=== Written problem ===
Copy out the data exactly, leaving the pictures behind.

=== The input ===
========================

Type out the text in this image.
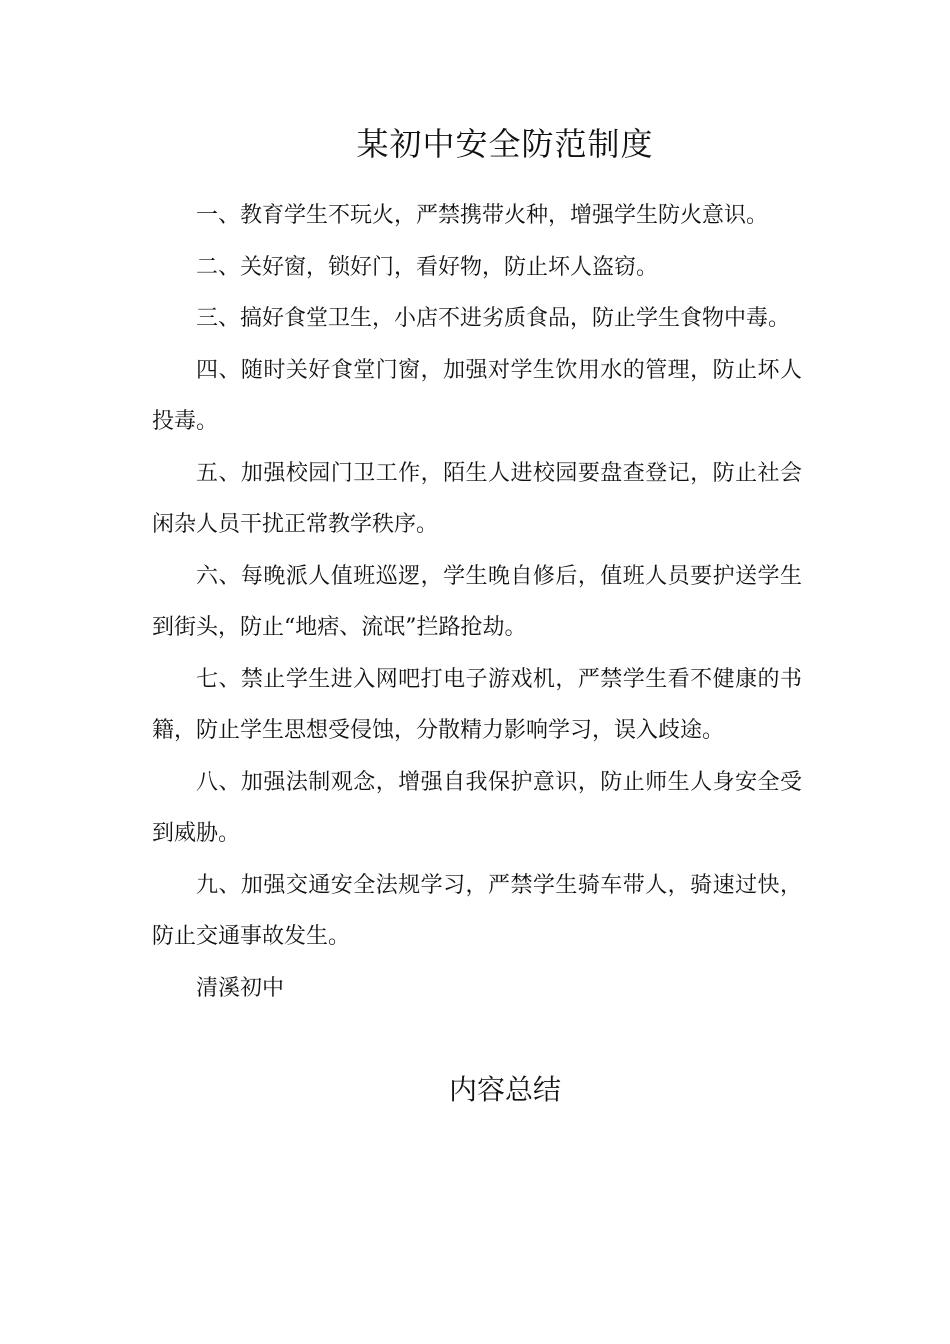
某初中安全防范制度

一、教育学生不玩火，严禁携带火种，增强学生防火意识。

二、关好窗，锁好门，看好物，防止坏人盗窃。

三、搞好食堂卫生，小店不进劣质食品，防止学生食物中毒。

四、随时关好食堂门窗，加强对学生饮用水的管理，防止坏人投毒。

五、加强校园门卫工作，陌生人进校园要盘查登记，防止社会闲杂人员干扰正常教学秩序。

六、每晚派人值班巡逻，学生晚自修后，值班人员要护送学生到街头，防止“地痞、流氓”拦路抢劫。

七、禁止学生进入网吧打电子游戏机，严禁学生看不健康的书籍，防止学生思想受侵蚀，分散精力影响学习，误入歧途。

八、加强法制观念，增强自我保护意识，防止师生人身安全受到威胁。

九、加强交通安全法规学习，严禁学生骑车带人，骑速过快，防止交通事故发生。

清溪初中

内容总结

========================

=== Answer to this exercise ===
Type out the text in this image.
某初中安全防范制度

一、教育学生不玩火，严禁携带火种，增强学生防火意识。

二、关好窗，锁好门，看好物，防止坏人盗窃。

三、搞好食堂卫生，小店不进劣质食品，防止学生食物中毒。

四、随时关好食堂门窗，加强对学生饮用水的管理，防止坏人投毒。

五、加强校园门卫工作，陌生人进校园要盘查登记，防止社会闲杂人员干扰正常教学秩序。

六、每晚派人值班巡逻，学生晚自修后，值班人员要护送学生到街头，防止“地痞、流氓”拦路抢劫。

七、禁止学生进入网吧打电子游戏机，严禁学生看不健康的书籍，防止学生思想受侵蚀，分散精力影响学习，误入歧途。

八、加强法制观念，增强自我保护意识，防止师生人身安全受到威胁。

九、加强交通安全法规学习，严禁学生骑车带人，骑速过快，防止交通事故发生。

清溪初中

内容总结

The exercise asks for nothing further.